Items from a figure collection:
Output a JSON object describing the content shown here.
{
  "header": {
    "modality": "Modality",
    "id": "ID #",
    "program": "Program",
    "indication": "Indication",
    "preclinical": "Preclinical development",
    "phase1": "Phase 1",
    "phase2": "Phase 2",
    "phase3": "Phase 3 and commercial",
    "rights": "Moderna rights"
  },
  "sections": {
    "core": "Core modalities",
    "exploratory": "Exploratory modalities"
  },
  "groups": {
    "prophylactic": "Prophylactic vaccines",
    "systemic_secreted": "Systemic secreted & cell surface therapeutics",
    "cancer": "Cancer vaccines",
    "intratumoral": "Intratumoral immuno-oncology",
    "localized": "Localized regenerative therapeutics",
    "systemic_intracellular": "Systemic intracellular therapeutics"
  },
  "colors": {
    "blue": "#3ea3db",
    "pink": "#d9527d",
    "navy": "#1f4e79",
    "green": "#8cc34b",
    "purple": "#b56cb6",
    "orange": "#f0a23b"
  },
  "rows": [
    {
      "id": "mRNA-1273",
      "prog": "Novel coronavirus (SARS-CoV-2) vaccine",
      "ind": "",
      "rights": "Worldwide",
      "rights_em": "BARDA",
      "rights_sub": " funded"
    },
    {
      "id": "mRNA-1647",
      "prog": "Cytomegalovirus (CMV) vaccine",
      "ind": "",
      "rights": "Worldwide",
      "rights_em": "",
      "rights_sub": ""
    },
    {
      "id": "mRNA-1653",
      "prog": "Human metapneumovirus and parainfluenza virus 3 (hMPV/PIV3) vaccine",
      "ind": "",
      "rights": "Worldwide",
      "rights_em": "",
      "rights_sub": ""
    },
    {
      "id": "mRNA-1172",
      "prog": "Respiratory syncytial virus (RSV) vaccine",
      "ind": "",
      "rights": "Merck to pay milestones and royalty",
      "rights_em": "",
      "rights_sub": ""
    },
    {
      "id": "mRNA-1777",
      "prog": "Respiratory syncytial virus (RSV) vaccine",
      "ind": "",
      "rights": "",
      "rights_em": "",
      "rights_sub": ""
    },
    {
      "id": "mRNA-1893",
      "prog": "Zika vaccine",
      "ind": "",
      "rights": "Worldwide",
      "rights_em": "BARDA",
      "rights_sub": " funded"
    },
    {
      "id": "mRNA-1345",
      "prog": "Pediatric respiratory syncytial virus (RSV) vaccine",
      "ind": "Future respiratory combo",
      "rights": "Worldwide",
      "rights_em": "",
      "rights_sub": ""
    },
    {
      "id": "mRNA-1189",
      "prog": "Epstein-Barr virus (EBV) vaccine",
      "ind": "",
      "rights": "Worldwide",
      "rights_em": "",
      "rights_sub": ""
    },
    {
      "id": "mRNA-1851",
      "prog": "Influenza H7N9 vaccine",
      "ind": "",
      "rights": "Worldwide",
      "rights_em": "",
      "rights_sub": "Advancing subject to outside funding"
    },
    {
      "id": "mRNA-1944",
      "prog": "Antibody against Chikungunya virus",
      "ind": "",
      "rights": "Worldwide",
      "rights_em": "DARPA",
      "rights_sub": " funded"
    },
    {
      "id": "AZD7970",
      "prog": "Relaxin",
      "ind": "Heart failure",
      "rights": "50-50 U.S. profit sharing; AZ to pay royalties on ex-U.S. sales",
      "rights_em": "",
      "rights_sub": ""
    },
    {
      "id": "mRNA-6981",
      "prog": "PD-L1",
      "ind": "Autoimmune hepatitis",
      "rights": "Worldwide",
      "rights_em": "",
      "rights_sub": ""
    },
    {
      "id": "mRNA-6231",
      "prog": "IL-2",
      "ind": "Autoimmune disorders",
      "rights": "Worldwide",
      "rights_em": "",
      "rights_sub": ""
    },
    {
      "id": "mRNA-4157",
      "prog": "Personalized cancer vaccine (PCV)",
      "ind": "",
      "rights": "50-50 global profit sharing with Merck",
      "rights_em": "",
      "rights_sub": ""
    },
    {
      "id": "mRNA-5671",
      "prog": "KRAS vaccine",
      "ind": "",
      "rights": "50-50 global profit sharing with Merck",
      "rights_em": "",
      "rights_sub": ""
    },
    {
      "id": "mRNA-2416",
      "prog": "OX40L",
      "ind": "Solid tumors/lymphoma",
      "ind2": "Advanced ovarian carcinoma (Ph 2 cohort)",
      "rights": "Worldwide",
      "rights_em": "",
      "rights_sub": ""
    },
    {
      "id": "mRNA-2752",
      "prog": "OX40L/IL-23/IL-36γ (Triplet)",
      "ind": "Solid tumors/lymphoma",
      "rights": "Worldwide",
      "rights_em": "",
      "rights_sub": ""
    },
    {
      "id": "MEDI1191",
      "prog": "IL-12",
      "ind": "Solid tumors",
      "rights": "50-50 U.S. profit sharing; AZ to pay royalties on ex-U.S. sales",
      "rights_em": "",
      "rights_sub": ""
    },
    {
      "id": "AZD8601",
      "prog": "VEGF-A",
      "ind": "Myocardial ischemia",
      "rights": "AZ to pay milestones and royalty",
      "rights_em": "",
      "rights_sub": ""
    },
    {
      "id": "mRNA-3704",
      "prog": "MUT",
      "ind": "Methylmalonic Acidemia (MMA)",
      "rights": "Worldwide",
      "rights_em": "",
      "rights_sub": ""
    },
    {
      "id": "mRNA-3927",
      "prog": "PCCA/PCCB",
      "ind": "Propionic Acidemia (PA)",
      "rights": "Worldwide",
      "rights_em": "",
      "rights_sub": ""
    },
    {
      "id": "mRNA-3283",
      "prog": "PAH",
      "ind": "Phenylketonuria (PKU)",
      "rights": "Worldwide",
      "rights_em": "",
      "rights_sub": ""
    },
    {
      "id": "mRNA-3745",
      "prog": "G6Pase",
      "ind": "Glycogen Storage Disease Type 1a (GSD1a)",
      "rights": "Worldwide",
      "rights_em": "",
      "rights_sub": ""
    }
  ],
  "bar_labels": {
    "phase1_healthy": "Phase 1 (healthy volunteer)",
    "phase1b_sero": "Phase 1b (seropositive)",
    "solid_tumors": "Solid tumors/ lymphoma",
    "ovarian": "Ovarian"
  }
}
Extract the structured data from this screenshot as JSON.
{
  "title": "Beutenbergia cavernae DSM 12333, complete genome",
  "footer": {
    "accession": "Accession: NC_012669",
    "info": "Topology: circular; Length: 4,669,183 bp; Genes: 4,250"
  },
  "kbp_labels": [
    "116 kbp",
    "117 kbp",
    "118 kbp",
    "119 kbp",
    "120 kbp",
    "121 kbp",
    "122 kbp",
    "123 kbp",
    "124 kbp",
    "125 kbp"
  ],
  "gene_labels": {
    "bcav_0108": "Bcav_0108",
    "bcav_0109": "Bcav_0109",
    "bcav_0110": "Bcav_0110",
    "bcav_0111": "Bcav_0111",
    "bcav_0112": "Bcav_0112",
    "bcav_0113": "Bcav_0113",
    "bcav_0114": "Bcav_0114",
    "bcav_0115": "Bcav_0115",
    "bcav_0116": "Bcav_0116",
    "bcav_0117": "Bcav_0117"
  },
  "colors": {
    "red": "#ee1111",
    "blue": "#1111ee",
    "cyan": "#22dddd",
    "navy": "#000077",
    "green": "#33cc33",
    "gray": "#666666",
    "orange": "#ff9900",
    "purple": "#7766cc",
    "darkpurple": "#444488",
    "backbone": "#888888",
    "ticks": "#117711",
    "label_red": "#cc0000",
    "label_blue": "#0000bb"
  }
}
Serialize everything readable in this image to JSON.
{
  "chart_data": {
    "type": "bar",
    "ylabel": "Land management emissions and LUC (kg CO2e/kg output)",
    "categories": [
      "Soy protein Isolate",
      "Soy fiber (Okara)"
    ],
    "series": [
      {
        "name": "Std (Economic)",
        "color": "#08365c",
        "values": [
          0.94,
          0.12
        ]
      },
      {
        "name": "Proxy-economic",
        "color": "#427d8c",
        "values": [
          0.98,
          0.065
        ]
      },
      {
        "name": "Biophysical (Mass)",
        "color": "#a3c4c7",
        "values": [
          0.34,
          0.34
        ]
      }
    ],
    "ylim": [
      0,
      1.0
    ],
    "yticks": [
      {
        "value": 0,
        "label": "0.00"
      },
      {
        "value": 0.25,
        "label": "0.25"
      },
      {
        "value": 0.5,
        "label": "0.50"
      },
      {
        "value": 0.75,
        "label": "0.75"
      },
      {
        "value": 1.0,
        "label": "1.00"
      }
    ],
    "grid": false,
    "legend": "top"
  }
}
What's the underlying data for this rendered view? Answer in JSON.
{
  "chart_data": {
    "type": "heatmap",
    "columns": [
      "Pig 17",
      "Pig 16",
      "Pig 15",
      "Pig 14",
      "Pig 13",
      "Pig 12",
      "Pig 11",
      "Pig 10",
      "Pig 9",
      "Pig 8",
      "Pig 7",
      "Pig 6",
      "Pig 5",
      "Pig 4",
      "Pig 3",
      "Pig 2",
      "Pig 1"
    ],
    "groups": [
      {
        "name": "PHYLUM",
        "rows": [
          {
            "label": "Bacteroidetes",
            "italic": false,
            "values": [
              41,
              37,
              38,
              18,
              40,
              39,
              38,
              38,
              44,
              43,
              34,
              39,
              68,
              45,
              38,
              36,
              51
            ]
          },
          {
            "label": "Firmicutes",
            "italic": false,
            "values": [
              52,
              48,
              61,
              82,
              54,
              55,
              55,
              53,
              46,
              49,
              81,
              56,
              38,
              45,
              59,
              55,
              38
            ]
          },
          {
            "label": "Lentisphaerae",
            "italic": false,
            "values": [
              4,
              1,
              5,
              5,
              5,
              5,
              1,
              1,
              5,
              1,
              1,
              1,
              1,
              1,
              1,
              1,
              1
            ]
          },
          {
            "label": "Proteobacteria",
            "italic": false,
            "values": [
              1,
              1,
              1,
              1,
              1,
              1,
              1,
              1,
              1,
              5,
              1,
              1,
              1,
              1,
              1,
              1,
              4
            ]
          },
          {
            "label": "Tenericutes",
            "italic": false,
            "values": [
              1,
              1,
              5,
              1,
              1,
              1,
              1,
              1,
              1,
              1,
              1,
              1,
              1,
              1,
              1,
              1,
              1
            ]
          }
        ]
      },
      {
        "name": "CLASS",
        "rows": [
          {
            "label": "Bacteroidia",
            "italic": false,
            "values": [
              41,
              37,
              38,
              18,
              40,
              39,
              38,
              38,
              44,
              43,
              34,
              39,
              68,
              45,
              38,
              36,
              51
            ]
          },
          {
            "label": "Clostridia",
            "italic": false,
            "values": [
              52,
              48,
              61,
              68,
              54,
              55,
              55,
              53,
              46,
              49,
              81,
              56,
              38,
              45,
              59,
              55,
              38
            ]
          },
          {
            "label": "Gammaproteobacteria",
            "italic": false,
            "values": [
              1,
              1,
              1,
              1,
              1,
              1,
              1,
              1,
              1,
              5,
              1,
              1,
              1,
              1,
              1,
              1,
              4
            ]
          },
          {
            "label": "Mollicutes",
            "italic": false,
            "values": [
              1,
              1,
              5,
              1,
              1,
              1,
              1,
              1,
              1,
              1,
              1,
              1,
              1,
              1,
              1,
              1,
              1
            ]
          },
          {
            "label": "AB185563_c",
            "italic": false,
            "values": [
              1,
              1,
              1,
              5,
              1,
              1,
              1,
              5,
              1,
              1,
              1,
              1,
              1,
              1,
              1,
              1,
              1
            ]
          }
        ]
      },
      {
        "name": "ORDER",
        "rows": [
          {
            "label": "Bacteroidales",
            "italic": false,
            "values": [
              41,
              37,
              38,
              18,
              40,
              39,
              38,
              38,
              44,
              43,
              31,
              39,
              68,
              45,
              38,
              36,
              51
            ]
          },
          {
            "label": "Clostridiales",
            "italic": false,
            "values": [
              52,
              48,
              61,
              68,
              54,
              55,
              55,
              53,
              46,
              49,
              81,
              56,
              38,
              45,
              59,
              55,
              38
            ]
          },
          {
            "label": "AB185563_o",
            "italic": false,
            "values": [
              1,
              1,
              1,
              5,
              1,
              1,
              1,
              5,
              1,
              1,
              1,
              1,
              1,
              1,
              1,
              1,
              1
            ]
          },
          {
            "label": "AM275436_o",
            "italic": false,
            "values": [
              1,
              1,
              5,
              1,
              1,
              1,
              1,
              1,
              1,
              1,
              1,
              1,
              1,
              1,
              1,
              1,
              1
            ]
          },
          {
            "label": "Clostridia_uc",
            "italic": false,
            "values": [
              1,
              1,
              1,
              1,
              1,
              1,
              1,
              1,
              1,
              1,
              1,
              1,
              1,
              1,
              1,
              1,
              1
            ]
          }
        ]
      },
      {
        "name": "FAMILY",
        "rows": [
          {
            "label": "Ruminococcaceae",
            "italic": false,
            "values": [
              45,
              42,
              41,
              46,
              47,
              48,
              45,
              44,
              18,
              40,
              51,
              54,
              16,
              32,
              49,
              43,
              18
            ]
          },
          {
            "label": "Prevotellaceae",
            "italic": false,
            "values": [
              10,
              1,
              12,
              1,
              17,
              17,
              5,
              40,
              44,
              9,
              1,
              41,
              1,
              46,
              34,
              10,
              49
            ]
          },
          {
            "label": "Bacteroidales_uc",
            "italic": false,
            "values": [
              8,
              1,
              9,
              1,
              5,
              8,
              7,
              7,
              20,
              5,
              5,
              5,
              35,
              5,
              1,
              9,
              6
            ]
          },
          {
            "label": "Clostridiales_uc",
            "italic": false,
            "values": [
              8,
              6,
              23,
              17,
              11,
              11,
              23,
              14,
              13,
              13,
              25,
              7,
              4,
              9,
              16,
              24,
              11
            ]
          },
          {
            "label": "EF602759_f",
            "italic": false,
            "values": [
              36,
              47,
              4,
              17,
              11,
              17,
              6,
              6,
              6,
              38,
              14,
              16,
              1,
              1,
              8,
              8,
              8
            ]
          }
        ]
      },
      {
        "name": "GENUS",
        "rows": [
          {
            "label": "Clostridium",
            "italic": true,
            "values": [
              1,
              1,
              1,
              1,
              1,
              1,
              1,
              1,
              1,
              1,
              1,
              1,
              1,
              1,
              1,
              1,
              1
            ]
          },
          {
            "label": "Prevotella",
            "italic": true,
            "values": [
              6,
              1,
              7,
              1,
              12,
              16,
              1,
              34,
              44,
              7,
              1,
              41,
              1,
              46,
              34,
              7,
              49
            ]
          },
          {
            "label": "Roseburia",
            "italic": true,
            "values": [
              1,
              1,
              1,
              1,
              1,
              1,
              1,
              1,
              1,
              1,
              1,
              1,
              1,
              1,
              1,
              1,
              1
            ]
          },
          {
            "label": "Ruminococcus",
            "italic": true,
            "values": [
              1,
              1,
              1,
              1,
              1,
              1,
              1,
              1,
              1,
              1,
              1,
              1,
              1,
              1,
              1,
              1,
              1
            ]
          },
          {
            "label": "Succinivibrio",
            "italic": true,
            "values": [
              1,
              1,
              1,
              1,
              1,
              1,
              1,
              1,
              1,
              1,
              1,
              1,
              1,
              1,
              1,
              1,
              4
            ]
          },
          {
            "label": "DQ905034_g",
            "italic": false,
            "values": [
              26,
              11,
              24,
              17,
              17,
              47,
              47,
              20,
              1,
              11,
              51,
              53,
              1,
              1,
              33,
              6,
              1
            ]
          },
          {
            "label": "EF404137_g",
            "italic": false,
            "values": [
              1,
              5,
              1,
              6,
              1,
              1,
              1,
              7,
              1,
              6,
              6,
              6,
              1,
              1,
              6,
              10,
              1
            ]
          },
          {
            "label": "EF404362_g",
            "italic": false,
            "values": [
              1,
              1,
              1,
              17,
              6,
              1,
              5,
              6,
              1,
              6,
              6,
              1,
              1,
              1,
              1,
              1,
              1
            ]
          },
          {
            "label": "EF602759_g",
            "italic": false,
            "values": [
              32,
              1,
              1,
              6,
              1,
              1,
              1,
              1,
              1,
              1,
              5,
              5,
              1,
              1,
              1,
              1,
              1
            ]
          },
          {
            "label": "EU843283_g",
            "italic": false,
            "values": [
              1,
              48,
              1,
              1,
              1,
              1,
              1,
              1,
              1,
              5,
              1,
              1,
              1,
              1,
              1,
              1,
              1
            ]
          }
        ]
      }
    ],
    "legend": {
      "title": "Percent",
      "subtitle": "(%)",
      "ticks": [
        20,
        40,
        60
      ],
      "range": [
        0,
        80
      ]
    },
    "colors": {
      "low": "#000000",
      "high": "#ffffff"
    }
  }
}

» WHAT THE EXERCISE ASKS
If a line in the entries above contains the word "name", copy it.

» ANSWER TO THIS EXERCISE
        "name": "Std (Economic)",
        "name": "Proxy-economic",
        "name": "Biophysical (Mass)",
        "name": "PHYLUM",
        "name": "CLASS",
        "name": "ORDER",
        "name": "FAMILY",
        "name": "GENUS",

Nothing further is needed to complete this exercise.